Wherever the word "JSON" appears in the entries, copy the whole line.
------ Data supplied
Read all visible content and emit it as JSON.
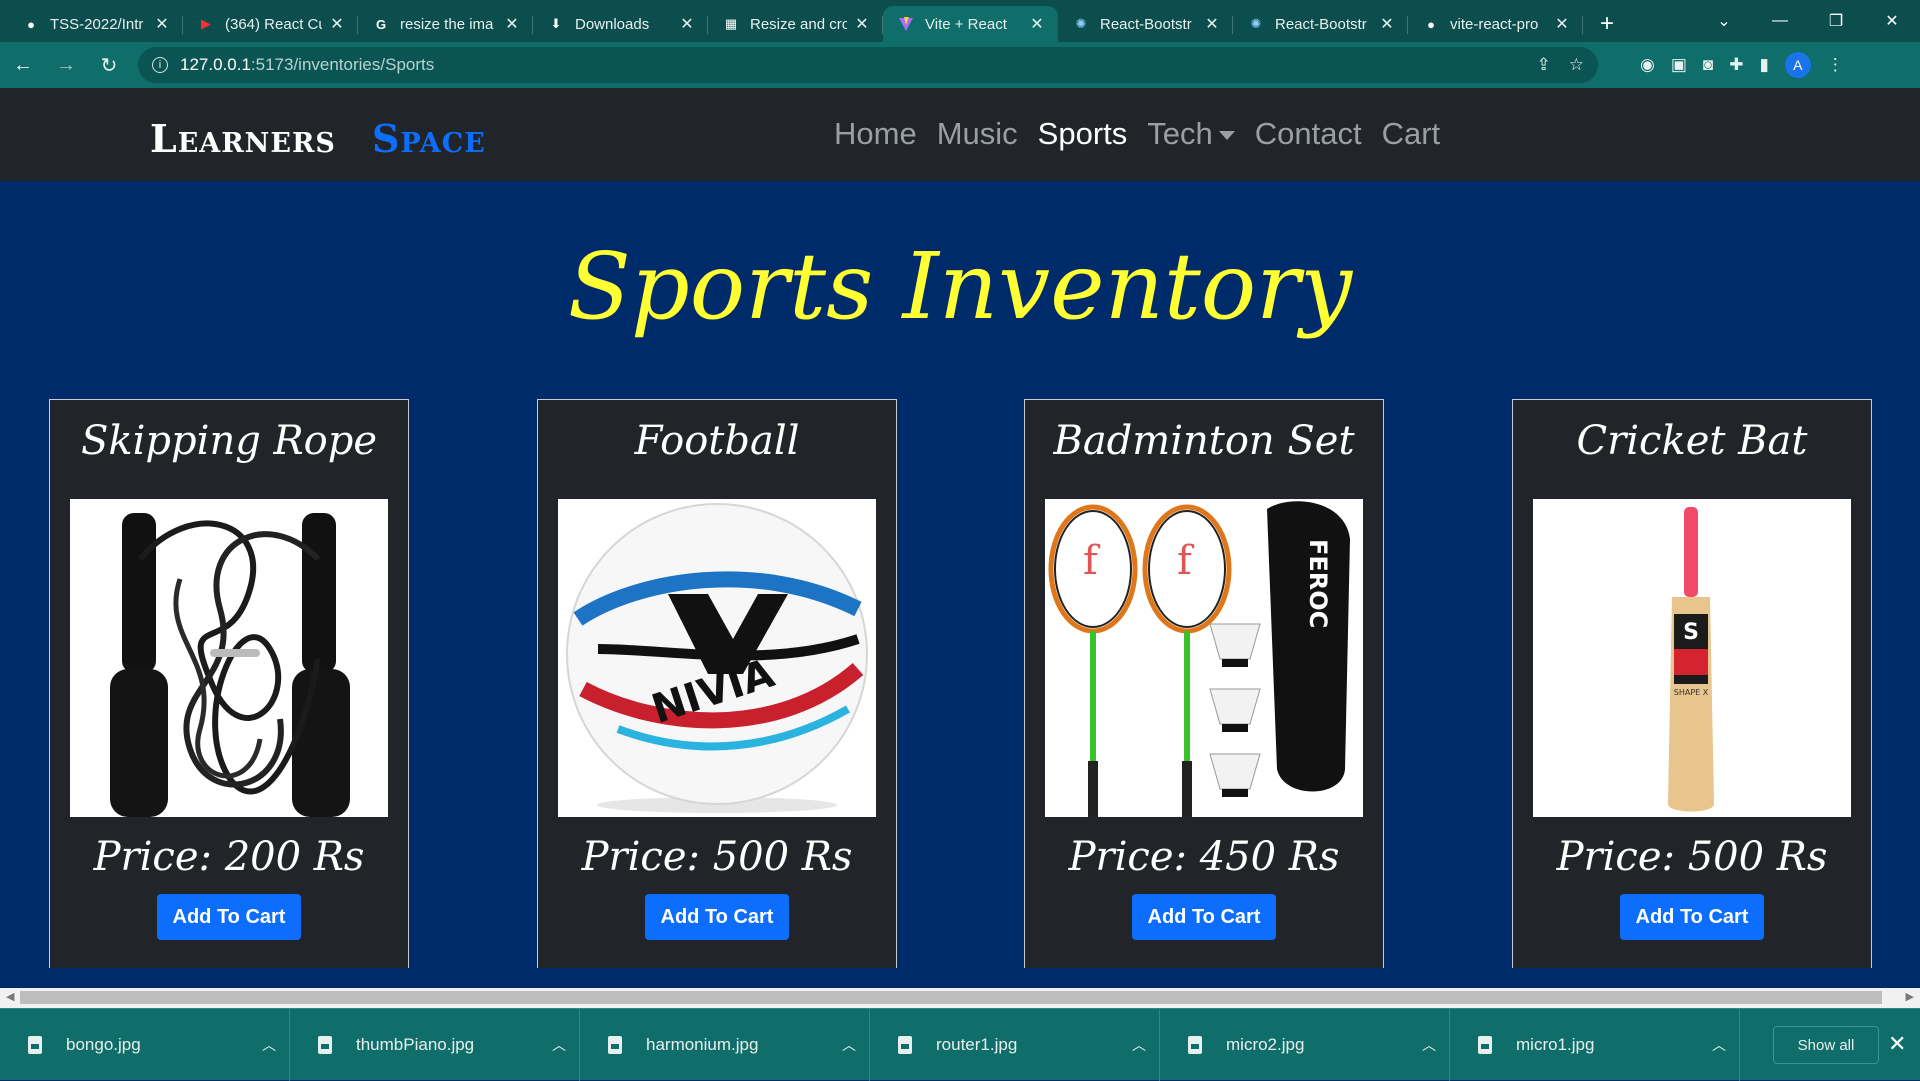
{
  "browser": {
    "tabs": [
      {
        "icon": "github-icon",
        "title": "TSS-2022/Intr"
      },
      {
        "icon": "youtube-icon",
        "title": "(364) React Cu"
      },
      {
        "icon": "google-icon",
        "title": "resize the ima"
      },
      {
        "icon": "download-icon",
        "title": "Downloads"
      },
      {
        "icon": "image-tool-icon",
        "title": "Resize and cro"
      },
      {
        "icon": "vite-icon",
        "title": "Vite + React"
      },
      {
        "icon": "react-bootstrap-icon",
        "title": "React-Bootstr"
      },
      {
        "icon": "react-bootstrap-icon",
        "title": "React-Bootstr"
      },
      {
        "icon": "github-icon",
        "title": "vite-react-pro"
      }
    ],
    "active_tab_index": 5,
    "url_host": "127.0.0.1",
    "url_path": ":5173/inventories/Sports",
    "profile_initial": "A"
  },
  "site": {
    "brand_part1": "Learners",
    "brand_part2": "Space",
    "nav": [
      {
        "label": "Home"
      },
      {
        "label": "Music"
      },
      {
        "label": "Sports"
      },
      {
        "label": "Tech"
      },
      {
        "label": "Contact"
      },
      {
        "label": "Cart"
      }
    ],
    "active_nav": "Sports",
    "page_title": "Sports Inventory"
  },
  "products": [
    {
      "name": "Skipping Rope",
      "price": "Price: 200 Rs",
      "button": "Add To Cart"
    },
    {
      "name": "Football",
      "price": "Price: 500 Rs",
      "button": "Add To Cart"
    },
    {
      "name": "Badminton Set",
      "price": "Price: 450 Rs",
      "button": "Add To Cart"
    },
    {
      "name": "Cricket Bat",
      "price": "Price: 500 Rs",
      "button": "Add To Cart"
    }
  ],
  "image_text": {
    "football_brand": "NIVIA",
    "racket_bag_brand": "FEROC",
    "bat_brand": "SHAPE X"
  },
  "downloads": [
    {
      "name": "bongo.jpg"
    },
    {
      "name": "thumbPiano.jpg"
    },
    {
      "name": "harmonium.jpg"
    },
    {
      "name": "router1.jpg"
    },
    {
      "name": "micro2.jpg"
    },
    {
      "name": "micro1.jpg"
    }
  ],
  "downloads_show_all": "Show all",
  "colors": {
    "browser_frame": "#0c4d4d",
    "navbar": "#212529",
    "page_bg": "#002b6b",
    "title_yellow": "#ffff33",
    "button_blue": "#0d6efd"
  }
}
------------
------ Data supplied
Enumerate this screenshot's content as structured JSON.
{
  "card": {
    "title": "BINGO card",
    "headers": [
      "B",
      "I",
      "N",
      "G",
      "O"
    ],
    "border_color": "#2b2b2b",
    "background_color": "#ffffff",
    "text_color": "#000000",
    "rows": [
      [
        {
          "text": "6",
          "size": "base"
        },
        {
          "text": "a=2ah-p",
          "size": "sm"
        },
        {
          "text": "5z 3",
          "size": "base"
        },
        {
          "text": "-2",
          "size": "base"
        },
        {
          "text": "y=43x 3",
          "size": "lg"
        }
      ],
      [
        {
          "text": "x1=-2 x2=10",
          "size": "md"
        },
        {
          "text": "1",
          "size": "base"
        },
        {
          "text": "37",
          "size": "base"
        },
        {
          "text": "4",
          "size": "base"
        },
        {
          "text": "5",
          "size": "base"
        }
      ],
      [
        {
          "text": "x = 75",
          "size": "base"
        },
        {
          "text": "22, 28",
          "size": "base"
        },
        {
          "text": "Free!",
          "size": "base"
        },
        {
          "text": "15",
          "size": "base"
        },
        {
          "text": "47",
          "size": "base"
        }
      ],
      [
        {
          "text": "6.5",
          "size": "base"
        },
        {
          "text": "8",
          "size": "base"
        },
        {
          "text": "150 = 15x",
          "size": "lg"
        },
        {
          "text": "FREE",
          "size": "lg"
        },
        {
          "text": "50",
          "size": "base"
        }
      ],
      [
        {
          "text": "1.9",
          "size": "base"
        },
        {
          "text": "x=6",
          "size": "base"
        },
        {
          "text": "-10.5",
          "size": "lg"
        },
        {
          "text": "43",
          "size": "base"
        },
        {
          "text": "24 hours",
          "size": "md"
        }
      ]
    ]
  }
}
------------
_Output of the exercise_
Read all visible content and emit it as JSON.
Enumerate this screenshot's content as structured JSON.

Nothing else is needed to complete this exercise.